DIRECTIONS FOR THIS TASK>
Filter this material down to the lines that hold "dispuesto", copying each one.
# START OF DATASET RECORDS
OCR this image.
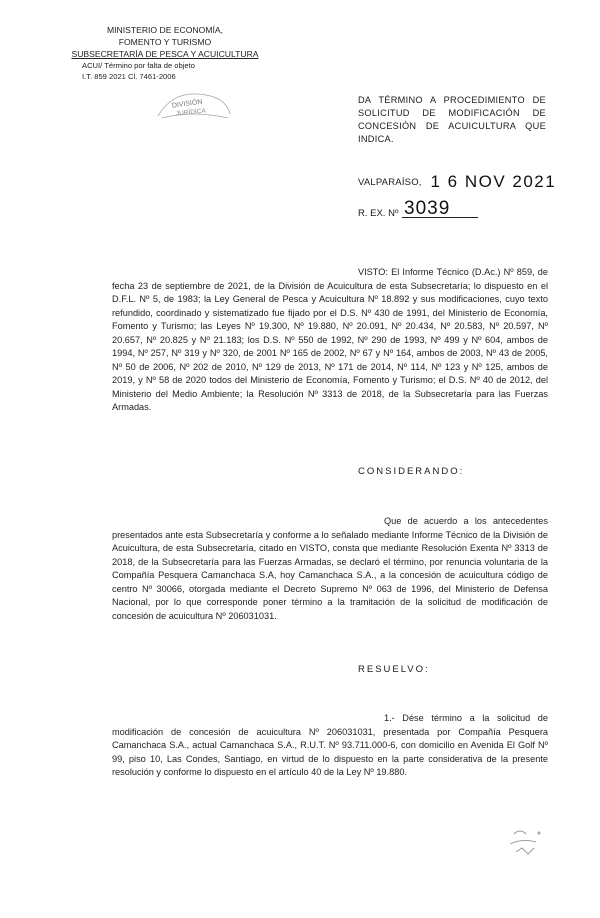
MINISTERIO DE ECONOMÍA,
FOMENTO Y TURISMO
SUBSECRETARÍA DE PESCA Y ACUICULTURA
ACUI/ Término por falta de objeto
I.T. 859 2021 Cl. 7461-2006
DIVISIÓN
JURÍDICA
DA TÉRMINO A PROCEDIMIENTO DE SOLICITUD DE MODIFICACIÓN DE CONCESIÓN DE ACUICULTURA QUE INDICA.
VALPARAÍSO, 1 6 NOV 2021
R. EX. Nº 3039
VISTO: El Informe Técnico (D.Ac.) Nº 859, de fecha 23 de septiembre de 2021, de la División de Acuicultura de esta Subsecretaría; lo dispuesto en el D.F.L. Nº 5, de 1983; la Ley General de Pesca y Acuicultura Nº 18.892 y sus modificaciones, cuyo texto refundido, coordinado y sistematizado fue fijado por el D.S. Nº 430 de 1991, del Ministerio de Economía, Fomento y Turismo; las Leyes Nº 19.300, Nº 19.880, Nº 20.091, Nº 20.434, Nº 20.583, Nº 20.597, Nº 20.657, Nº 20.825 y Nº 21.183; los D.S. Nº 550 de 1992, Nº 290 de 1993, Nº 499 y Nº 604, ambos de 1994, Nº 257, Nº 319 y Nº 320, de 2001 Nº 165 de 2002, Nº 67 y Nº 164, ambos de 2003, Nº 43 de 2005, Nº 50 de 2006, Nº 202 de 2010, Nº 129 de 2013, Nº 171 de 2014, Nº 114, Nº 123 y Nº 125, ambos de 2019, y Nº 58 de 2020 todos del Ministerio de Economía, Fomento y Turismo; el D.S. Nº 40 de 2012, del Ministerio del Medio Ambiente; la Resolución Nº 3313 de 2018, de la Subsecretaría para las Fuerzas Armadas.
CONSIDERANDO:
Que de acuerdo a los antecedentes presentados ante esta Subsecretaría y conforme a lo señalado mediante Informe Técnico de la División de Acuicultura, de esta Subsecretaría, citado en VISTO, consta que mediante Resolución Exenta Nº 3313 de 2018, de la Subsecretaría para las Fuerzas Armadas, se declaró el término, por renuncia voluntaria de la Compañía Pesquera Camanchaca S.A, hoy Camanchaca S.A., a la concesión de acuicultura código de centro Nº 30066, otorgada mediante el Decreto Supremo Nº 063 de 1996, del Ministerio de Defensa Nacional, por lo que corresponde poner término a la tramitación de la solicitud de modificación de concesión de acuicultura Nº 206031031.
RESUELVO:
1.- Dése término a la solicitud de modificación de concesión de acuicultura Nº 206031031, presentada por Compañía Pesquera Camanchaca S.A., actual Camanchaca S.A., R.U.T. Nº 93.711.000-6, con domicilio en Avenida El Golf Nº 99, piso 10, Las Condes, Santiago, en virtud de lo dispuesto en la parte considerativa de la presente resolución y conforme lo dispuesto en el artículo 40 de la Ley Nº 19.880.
# END OF DATASET RECORDS
RESPONSE BELOW>
VISTO: El Informe Técnico (D.Ac.) Nº 859, de fecha 23 de septiembre de 2021, de la División de Acuicultura de esta Subsecretaría; lo dispuesto en el D.F.L. Nº 5, de 1983; la Ley General de Pesca y Acuicultura Nº 18.892 y sus modificaciones, cuyo texto refundido, coordinado y sistematizado fue fijado por el D.S. Nº 430 de 1991, del Ministerio de Economía, Fomento y Turismo; las Leyes Nº 19.300, Nº 19.880, Nº 20.091, Nº 20.434, Nº 20.583, Nº 20.597, Nº 20.657, Nº 20.825 y Nº 21.183; los D.S. Nº 550 de 1992, Nº 290 de 1993, Nº 499 y Nº 604, ambos de 1994, Nº 257, Nº 319 y Nº 320, de 2001 Nº 165 de 2002, Nº 67 y Nº 164, ambos de 2003, Nº 43 de 2005, Nº 50 de 2006, Nº 202 de 2010, Nº 129 de 2013, Nº 171 de 2014, Nº 114, Nº 123 y Nº 125, ambos de 2019, y Nº 58 de 2020 todos del Ministerio de Economía, Fomento y Turismo; el D.S. Nº 40 de 2012, del Ministerio del Medio Ambiente; la Resolución Nº 3313 de 2018, de la Subsecretaría para las Fuerzas Armadas.
1.- Dése término a la solicitud de modificación de concesión de acuicultura Nº 206031031, presentada por Compañía Pesquera Camanchaca S.A., actual Camanchaca S.A., R.U.T. Nº 93.711.000-6, con domicilio en Avenida El Golf Nº 99, piso 10, Las Condes, Santiago, en virtud de lo dispuesto en la parte considerativa de la presente resolución y conforme lo dispuesto en el artículo 40 de la Ley Nº 19.880.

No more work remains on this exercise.